* Job:
Find the lines holding the string "Shuffling" in the data, then copy all of them.

* Dataset rows:
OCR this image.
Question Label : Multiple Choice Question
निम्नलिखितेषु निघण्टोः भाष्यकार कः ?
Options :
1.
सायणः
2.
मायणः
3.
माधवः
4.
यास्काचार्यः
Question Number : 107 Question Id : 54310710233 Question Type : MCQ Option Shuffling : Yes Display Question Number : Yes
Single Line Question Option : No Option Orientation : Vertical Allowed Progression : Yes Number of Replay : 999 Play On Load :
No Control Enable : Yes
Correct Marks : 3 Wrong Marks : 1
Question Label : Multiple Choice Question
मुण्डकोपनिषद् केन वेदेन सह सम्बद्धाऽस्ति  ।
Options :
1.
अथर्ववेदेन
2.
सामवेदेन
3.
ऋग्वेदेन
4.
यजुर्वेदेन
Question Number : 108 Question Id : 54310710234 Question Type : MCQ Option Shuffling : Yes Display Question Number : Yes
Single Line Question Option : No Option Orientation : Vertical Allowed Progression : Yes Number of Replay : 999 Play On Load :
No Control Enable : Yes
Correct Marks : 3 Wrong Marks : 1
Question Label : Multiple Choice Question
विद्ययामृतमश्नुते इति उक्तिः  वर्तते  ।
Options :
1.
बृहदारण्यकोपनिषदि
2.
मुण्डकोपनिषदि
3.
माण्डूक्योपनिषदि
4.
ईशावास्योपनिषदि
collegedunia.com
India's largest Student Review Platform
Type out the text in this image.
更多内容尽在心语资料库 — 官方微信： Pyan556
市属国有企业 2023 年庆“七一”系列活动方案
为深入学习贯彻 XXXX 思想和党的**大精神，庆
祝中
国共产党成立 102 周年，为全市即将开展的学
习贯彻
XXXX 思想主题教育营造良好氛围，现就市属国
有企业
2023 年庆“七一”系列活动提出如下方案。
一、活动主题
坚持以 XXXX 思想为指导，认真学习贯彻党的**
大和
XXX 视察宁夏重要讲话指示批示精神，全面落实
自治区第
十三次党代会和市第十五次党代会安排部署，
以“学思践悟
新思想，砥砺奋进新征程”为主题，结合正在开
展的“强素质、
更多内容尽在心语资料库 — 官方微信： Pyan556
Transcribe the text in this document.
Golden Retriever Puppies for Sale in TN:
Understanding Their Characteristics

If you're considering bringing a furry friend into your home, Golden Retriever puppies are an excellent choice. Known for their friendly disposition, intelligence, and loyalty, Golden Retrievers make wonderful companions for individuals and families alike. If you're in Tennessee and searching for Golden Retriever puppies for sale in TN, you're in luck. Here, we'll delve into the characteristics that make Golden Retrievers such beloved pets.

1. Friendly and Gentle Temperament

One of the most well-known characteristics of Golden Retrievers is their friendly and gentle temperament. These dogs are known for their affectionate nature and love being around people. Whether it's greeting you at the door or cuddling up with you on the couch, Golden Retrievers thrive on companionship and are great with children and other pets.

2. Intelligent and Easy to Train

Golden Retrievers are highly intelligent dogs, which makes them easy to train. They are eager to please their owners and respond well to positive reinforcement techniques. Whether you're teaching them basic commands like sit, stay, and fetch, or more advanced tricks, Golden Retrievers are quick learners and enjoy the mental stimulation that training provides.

* Output:
Question Number : 107 Question Id : 54310710233 Question Type : MCQ Option Shuffling : Yes Display Question Number : Yes
Question Number : 108 Question Id : 54310710234 Question Type : MCQ Option Shuffling : Yes Display Question Number : Yes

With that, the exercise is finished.